Written request:
In the listing below, identify each line with the word "image" and return those lines.

Dataset excerpt:
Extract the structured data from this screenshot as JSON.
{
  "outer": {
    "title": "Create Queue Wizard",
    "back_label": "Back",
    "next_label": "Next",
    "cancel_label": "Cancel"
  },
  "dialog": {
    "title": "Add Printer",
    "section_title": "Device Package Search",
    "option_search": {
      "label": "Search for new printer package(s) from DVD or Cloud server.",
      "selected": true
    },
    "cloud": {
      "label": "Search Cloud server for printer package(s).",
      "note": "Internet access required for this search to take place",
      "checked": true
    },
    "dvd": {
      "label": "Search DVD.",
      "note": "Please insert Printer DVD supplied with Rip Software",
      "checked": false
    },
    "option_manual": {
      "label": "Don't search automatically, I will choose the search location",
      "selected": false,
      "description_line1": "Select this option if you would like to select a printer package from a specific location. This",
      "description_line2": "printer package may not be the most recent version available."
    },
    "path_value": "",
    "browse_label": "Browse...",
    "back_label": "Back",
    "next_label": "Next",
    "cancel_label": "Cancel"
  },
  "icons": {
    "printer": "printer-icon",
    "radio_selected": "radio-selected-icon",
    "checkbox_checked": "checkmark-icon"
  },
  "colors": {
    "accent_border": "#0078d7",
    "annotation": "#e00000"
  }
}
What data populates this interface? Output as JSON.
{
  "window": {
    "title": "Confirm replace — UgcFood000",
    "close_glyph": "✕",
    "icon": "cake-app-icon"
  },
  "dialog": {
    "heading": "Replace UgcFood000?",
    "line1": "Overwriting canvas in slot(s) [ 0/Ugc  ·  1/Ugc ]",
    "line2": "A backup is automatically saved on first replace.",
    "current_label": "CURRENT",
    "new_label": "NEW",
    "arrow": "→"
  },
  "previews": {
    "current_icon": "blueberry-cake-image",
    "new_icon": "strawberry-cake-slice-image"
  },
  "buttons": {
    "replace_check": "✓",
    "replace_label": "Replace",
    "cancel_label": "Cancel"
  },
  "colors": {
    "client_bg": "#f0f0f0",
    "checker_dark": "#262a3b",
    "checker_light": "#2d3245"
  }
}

Completed exercise:
    "current_icon": "blueberry-cake-image",
    "new_icon": "strawberry-cake-slice-image"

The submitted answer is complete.